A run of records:
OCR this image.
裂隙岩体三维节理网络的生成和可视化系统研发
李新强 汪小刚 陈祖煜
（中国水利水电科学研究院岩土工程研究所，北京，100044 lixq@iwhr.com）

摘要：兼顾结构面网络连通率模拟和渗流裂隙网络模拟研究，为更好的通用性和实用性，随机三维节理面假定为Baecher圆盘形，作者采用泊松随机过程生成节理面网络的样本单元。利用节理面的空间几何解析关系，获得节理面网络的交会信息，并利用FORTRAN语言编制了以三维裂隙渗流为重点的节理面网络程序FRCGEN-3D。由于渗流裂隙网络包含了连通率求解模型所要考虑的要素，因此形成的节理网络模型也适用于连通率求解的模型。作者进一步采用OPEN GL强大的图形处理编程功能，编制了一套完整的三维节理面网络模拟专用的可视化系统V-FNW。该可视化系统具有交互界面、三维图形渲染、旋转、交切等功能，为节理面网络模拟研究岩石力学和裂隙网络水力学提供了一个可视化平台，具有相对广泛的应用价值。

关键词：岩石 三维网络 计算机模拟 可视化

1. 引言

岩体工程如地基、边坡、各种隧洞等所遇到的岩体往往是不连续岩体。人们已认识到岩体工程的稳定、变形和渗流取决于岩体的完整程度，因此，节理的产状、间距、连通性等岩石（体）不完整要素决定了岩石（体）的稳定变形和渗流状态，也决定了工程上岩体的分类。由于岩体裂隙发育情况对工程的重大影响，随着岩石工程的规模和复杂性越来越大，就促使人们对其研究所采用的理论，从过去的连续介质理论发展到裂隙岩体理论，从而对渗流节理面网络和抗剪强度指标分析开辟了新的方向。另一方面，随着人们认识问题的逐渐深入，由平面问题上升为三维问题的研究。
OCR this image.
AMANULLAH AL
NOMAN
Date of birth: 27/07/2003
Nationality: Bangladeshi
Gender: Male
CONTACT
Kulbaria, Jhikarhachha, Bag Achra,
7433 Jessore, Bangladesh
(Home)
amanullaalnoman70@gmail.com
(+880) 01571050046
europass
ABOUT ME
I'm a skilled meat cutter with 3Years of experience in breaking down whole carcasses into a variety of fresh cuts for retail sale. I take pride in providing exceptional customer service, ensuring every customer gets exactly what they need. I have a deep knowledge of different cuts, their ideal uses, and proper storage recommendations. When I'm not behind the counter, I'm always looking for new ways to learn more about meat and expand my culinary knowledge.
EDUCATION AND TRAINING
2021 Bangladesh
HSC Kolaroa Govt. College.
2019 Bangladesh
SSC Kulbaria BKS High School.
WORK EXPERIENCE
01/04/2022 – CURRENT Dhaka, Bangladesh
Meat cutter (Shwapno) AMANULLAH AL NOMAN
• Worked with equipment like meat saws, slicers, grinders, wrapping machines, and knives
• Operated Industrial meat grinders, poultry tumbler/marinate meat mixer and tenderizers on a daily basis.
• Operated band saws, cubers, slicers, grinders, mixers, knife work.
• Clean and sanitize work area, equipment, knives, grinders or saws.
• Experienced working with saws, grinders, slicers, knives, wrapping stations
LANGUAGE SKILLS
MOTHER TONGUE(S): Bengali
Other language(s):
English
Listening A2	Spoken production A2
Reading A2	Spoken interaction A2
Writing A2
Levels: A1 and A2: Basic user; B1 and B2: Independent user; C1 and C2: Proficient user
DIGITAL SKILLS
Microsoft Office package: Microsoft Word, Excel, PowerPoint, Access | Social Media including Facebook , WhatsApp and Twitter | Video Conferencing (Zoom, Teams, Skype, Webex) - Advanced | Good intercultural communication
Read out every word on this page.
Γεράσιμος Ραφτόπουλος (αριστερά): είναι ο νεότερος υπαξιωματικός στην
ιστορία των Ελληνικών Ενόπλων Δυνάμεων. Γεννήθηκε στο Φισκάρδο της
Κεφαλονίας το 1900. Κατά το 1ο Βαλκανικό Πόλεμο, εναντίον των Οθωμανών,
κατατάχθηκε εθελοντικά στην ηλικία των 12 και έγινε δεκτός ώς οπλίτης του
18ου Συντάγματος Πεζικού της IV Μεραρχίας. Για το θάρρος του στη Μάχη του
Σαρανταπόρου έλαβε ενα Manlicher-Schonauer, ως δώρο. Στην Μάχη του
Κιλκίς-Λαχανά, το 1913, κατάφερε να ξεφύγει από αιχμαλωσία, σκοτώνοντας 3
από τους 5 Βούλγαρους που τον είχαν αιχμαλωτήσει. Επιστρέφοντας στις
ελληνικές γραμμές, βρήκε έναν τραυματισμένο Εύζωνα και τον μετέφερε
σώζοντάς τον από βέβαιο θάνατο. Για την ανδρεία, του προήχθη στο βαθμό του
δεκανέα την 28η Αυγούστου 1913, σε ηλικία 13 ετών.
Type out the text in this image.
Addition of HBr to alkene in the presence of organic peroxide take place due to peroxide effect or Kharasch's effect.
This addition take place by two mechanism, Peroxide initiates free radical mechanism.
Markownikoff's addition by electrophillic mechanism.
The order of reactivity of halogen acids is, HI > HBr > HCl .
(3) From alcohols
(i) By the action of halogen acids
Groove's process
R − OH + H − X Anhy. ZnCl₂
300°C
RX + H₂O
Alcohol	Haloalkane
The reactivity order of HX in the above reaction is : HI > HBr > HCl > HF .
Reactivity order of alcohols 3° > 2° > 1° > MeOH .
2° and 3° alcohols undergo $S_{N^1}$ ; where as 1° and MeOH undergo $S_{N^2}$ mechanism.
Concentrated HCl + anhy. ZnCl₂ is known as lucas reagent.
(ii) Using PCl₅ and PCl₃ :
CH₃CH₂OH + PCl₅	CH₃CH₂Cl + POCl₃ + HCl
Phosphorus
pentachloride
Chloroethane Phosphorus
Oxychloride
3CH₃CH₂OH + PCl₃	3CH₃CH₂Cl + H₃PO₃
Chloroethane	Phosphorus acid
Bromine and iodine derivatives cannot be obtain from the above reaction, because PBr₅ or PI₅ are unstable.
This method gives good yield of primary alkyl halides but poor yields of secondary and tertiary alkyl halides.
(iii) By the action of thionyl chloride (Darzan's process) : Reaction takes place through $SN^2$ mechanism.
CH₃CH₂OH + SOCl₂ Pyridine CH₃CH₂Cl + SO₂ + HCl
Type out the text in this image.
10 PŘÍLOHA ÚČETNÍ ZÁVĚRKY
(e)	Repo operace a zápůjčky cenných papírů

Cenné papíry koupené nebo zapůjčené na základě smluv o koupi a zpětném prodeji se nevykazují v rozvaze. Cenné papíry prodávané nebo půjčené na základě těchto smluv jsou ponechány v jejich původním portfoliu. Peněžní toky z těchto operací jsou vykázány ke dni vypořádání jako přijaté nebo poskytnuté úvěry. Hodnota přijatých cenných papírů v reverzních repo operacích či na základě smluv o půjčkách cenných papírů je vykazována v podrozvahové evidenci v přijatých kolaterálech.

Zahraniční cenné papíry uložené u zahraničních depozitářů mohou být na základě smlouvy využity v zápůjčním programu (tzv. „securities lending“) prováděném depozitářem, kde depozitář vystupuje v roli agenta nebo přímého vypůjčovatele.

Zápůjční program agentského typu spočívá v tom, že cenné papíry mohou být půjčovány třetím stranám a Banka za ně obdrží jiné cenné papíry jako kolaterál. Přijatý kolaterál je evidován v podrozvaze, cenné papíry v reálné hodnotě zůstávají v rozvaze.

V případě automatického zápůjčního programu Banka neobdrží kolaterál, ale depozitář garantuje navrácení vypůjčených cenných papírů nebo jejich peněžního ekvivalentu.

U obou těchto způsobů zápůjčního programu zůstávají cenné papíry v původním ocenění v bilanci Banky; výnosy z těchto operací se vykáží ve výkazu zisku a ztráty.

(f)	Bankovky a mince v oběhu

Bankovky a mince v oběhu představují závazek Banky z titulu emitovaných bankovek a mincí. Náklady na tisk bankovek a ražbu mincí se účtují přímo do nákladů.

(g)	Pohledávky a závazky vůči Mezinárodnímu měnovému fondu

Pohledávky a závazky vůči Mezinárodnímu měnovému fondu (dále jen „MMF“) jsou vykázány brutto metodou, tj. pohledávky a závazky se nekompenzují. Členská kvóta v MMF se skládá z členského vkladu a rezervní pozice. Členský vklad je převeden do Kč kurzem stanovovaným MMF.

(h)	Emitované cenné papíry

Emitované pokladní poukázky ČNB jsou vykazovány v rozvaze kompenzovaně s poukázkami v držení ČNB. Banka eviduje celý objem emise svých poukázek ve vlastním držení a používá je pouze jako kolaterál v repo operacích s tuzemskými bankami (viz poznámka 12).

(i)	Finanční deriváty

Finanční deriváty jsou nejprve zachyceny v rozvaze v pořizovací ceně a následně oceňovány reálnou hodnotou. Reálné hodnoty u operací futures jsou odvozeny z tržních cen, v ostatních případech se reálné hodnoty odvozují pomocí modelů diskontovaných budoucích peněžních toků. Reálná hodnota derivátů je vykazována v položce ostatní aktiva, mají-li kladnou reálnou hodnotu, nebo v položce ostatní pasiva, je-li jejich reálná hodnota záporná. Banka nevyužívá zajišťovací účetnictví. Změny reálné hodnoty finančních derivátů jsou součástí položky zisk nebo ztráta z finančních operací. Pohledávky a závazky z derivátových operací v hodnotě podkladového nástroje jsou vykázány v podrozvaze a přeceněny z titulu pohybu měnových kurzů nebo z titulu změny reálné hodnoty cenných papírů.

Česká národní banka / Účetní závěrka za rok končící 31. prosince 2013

▸ **Written problem**
Lines holding the word "halogen" should be counted across the entries; state only how many there are.

▸ **Answer to the problem**
2